> [SHORT EXERCISE]: Images do not belong in the copy. Retype all the entries below exactly.

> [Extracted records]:
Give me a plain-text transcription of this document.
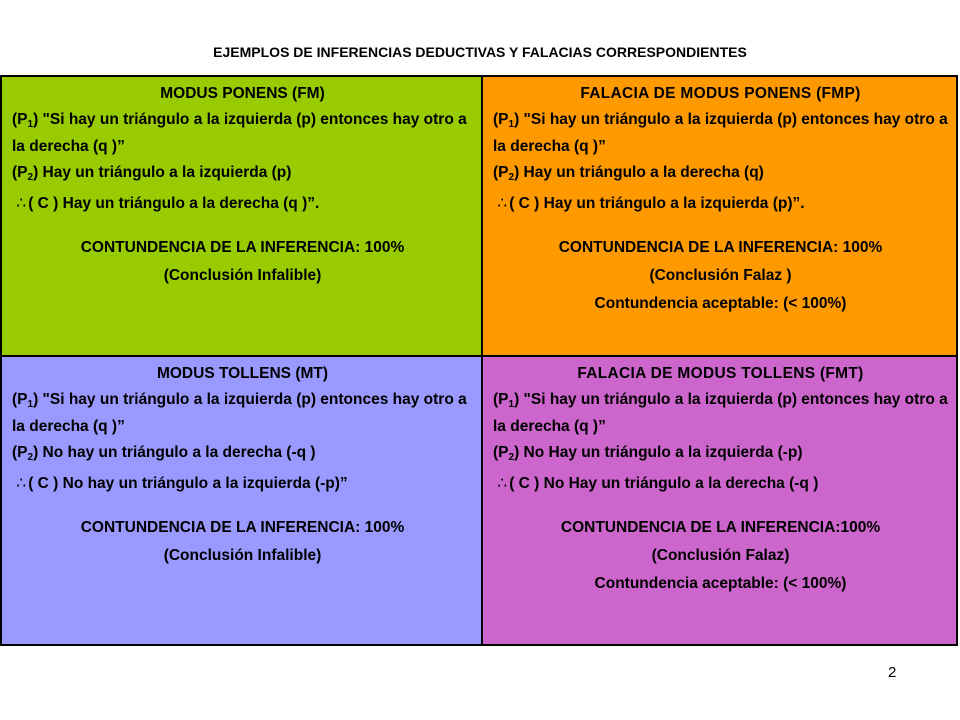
EJEMPLOS DE INFERENCIAS DEDUCTIVAS Y FALACIAS CORRESPONDIENTES
MODUS PONENS (FM)
$(P_1)$ "Si hay un triángulo a la izquierda (p) entonces hay otro a la derecha (q )”
$(P_2)$ Hay un triángulo a la izquierda (p)
∴ ( C ) Hay un triángulo a la derecha (q )”.
CONTUNDENCIA DE LA INFERENCIA: 100%
(Conclusión Infalible)
FALACIA DE MODUS PONENS (FMP)
$(P_1)$ "Si hay un triángulo a la izquierda (p) entonces hay otro a la derecha (q )”
$(P_2)$ Hay un triángulo a la derecha (q)
∴ ( C ) Hay un triángulo a la izquierda (p)”.
CONTUNDENCIA DE LA INFERENCIA: 100%
(Conclusión Falaz )
Contundencia aceptable: (< 100%)
MODUS TOLLENS (MT)
$(P_1)$ "Si hay un triángulo a la izquierda (p) entonces hay otro a la derecha (q )”
$(P_2)$ No hay un triángulo a la derecha (-q )
∴ ( C ) No hay un triángulo a la izquierda (-p)”
CONTUNDENCIA DE LA INFERENCIA: 100%
(Conclusión Infalible)
FALACIA DE MODUS TOLLENS (FMT)
$(P_1)$ "Si hay un triángulo a la izquierda (p) entonces hay otro a la derecha (q )”
$(P_2)$ No Hay un triángulo a la izquierda (-p)
∴ ( C ) No Hay un triángulo a la derecha (-q )
CONTUNDENCIA DE LA INFERENCIA:100%
(Conclusión Falaz)
Contundencia aceptable: (< 100%)
2
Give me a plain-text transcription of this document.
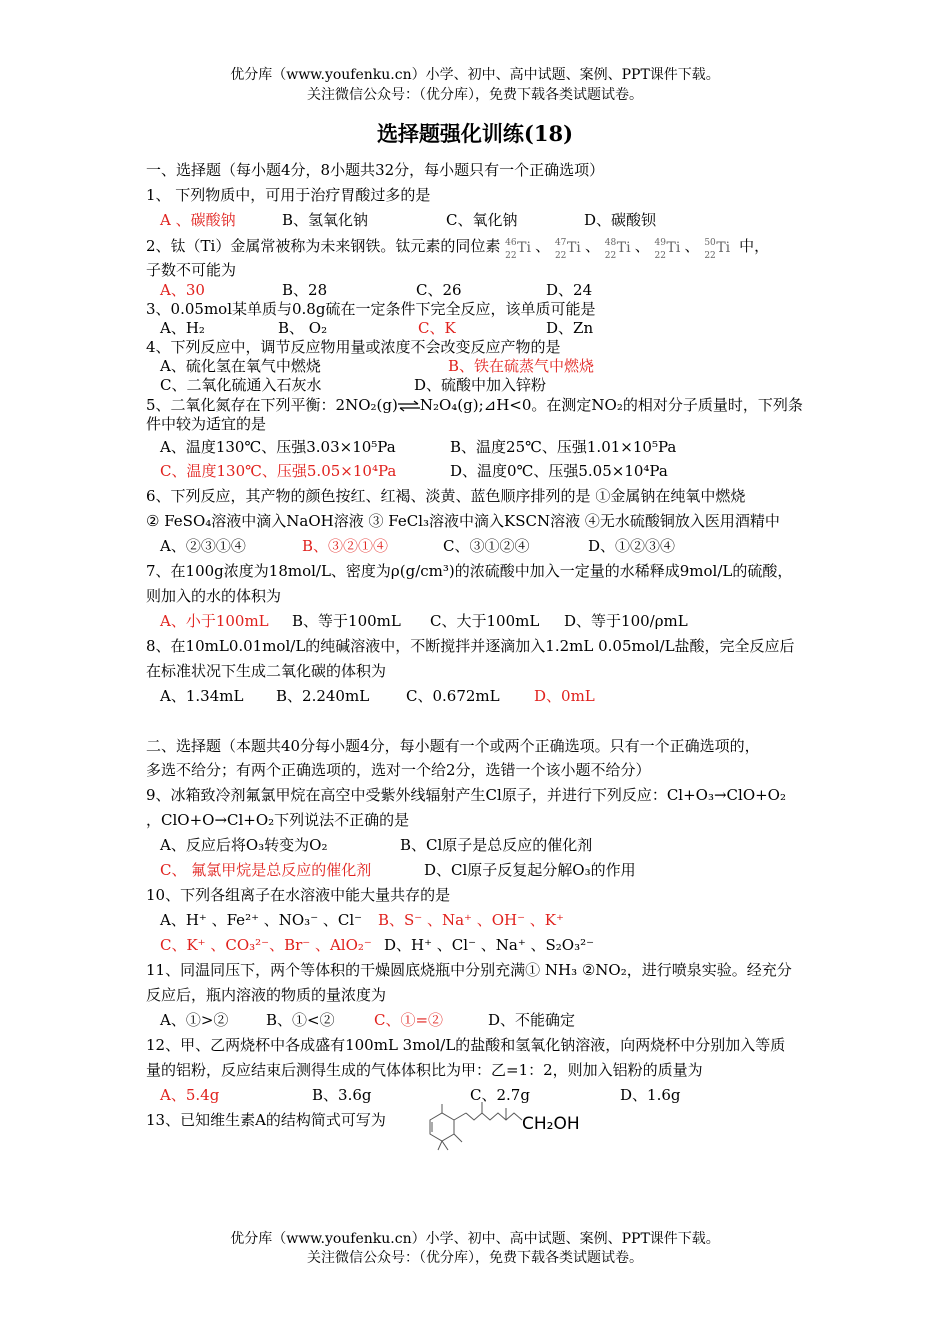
优分库（www.youfenku.cn）小学、初中、高中试题、案例、PPT课件下载。
关注微信公众号：（优分库），免费下载各类试题试卷。
选择题强化训练(18)
一、选择题（每小题4分，8小题共32分，每小题只有一个正确选项）
1、 下列物质中，可用于治疗胃酸过多的是
A 、碳酸钠	B、氢氧化钠	C、氧化钠	D、碳酸钡
2、钛（Ti）金属常被称为未来钢铁。钛元素的同位素 46
22 Ti 、 47
22 Ti 、 48
22 Ti 、 49
22 Ti 、 50
22 Ti 中，
子数不可能为
A、30	B、28	C、26	D、24
3、0.05mol某单质与0.8g硫在一定条件下完全反应，该单质可能是
A、H₂	B、 O₂	C、K	D、Zn
4、下列反应中，调节反应物用量或浓度不会改变反应产物的是
A、硫化氢在氧气中燃烧	B、铁在硫蒸气中燃烧
C、二氧化硫通入石灰水	D、硫酸中加入锌粉
5、二氧化氮存在下列平衡：2NO₂(g)⇌N₂O₄(g);⊿H<0。在测定NO₂的相对分子质量时，下列条
件中较为适宜的是
A、温度130℃、压强3.03×10⁵Pa	B、温度25℃、压强1.01×10⁵Pa
C、温度130℃、压强5.05×10⁴Pa	D、温度0℃、压强5.05×10⁴Pa
6、下列反应，其产物的颜色按红、红褐、淡黄、蓝色顺序排列的是 ①金属钠在纯氧中燃烧
② FeSO₄溶液中滴入NaOH溶液 ③ FeCl₃溶液中滴入KSCN溶液 ④无水硫酸铜放入医用酒精中
A、②③①④	B、③②①④	C、③①②④	D、①②③④
7、在100g浓度为18mol/L、密度为ρ(g/cm³)的浓硫酸中加入一定量的水稀释成9mol/L的硫酸，
则加入的水的体积为
A、小于100mL B、等于100mL C、大于100mL D、等于100/ρmL
8、在10mL0.01mol/L的纯碱溶液中，不断搅拌并逐滴加入1.2mL 0.05mol/L盐酸，完全反应后
在标准状况下生成二氧化碳的体积为
A、1.34mL B、2.240mL C、0.672mL D、0mL
二、选择题（本题共40分每小题4分，每小题有一个或两个正确选项。只有一个正确选项的，
多选不给分；有两个正确选项的，选对一个给2分，选错一个该小题不给分）
9、冰箱致冷剂氟氯甲烷在高空中受紫外线辐射产生Cl原子，并进行下列反应：Cl+O₃→ClO+O₂
，ClO+O→Cl+O₂下列说法不正确的是
A、反应后将O₃转变为O₂	B、Cl原子是总反应的催化剂
C、 氟氯甲烷是总反应的催化剂	D、Cl原子反复起分解O₃的作用
10、下列各组离子在水溶液中能大量共存的是
A、H⁺ 、Fe²⁺ 、NO₃⁻ 、Cl⁻ B、S⁻ 、Na⁺ 、OH⁻ 、K⁺
C、K⁺ 、CO₃²⁻、Br⁻ 、AlO₂⁻ D、H⁺ 、Cl⁻ 、Na⁺ 、S₂O₃²⁻
11、同温同压下，两个等体积的干燥圆底烧瓶中分别充满① NH₃ ②NO₂，进行喷泉实验。经充分
反应后，瓶内溶液的物质的量浓度为
A、①>②	B、①<②	C、①=②	D、不能确定
12、甲、乙两烧杯中各成盛有100mL 3mol/L的盐酸和氢氧化钠溶液，向两烧杯中分别加入等质
量的铝粉，反应结束后测得生成的气体体积比为甲：乙=1：2，则加入铝粉的质量为
A、5.4g	B、3.6g	C、2.7g	D、1.6g
13、已知维生素A的结构简式可写为	CH₂OH
优分库（www.youfenku.cn）小学、初中、高中试题、案例、PPT课件下载。
关注微信公众号：（优分库），免费下载各类试题试卷。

> [TASK SOLUTION]:
Give me a plain-text transcription of this document.
EJEMPLOS DE INFERENCIAS DEDUCTIVAS Y FALACIAS CORRESPONDIENTES
MODUS PONENS (FM)
$(P_1)$ "Si hay un triángulo a la izquierda (p) entonces hay otro a la derecha (q )”
$(P_2)$ Hay un triángulo a la izquierda (p)
∴ ( C ) Hay un triángulo a la derecha (q )”.
CONTUNDENCIA DE LA INFERENCIA: 100%
(Conclusión Infalible)
FALACIA DE MODUS PONENS (FMP)
$(P_1)$ "Si hay un triángulo a la izquierda (p) entonces hay otro a la derecha (q )”
$(P_2)$ Hay un triángulo a la derecha (q)
∴ ( C ) Hay un triángulo a la izquierda (p)”.
CONTUNDENCIA DE LA INFERENCIA: 100%
(Conclusión Falaz )
Contundencia aceptable: (< 100%)
MODUS TOLLENS (MT)
$(P_1)$ "Si hay un triángulo a la izquierda (p) entonces hay otro a la derecha (q )”
$(P_2)$ No hay un triángulo a la derecha (-q )
∴ ( C ) No hay un triángulo a la izquierda (-p)”
CONTUNDENCIA DE LA INFERENCIA: 100%
(Conclusión Infalible)
FALACIA DE MODUS TOLLENS (FMT)
$(P_1)$ "Si hay un triángulo a la izquierda (p) entonces hay otro a la derecha (q )”
$(P_2)$ No Hay un triángulo a la izquierda (-p)
∴ ( C ) No Hay un triángulo a la derecha (-q )
CONTUNDENCIA DE LA INFERENCIA:100%
(Conclusión Falaz)
Contundencia aceptable: (< 100%)
2
Give me a plain-text transcription of this document.
优分库（www.youfenku.cn）小学、初中、高中试题、案例、PPT课件下载。
关注微信公众号：（优分库），免费下载各类试题试卷。
选择题强化训练(18)
一、选择题（每小题4分，8小题共32分，每小题只有一个正确选项）
1、 下列物质中，可用于治疗胃酸过多的是
A 、碳酸钠	B、氢氧化钠	C、氧化钠	D、碳酸钡
2、钛（Ti）金属常被称为未来钢铁。钛元素的同位素 46
22 Ti 、 47
22 Ti 、 48
22 Ti 、 49
22 Ti 、 50
22 Ti 中，
子数不可能为
A、30	B、28	C、26	D、24
3、0.05mol某单质与0.8g硫在一定条件下完全反应，该单质可能是
A、H₂	B、 O₂	C、K	D、Zn
4、下列反应中，调节反应物用量或浓度不会改变反应产物的是
A、硫化氢在氧气中燃烧	B、铁在硫蒸气中燃烧
C、二氧化硫通入石灰水	D、硫酸中加入锌粉
5、二氧化氮存在下列平衡：2NO₂(g)⇌N₂O₄(g);⊿H<0。在测定NO₂的相对分子质量时，下列条
件中较为适宜的是
A、温度130℃、压强3.03×10⁵Pa	B、温度25℃、压强1.01×10⁵Pa
C、温度130℃、压强5.05×10⁴Pa	D、温度0℃、压强5.05×10⁴Pa
6、下列反应，其产物的颜色按红、红褐、淡黄、蓝色顺序排列的是 ①金属钠在纯氧中燃烧
② FeSO₄溶液中滴入NaOH溶液 ③ FeCl₃溶液中滴入KSCN溶液 ④无水硫酸铜放入医用酒精中
A、②③①④	B、③②①④	C、③①②④	D、①②③④
7、在100g浓度为18mol/L、密度为ρ(g/cm³)的浓硫酸中加入一定量的水稀释成9mol/L的硫酸，
则加入的水的体积为
A、小于100mL B、等于100mL C、大于100mL D、等于100/ρmL
8、在10mL0.01mol/L的纯碱溶液中，不断搅拌并逐滴加入1.2mL 0.05mol/L盐酸，完全反应后
在标准状况下生成二氧化碳的体积为
A、1.34mL B、2.240mL C、0.672mL D、0mL
二、选择题（本题共40分每小题4分，每小题有一个或两个正确选项。只有一个正确选项的，
多选不给分；有两个正确选项的，选对一个给2分，选错一个该小题不给分）
9、冰箱致冷剂氟氯甲烷在高空中受紫外线辐射产生Cl原子，并进行下列反应：Cl+O₃→ClO+O₂
，ClO+O→Cl+O₂下列说法不正确的是
A、反应后将O₃转变为O₂	B、Cl原子是总反应的催化剂
C、 氟氯甲烷是总反应的催化剂	D、Cl原子反复起分解O₃的作用
10、下列各组离子在水溶液中能大量共存的是
A、H⁺ 、Fe²⁺ 、NO₃⁻ 、Cl⁻ B、S⁻ 、Na⁺ 、OH⁻ 、K⁺
C、K⁺ 、CO₃²⁻、Br⁻ 、AlO₂⁻ D、H⁺ 、Cl⁻ 、Na⁺ 、S₂O₃²⁻
11、同温同压下，两个等体积的干燥圆底烧瓶中分别充满① NH₃ ②NO₂，进行喷泉实验。经充分
反应后，瓶内溶液的物质的量浓度为
A、①>②	B、①<②	C、①=②	D、不能确定
12、甲、乙两烧杯中各成盛有100mL 3mol/L的盐酸和氢氧化钠溶液，向两烧杯中分别加入等质
量的铝粉，反应结束后测得生成的气体体积比为甲：乙=1：2，则加入铝粉的质量为
A、5.4g	B、3.6g	C、2.7g	D、1.6g
13、已知维生素A的结构简式可写为	CH₂OH
优分库（www.youfenku.cn）小学、初中、高中试题、案例、PPT课件下载。
关注微信公众号：（优分库），免费下载各类试题试卷。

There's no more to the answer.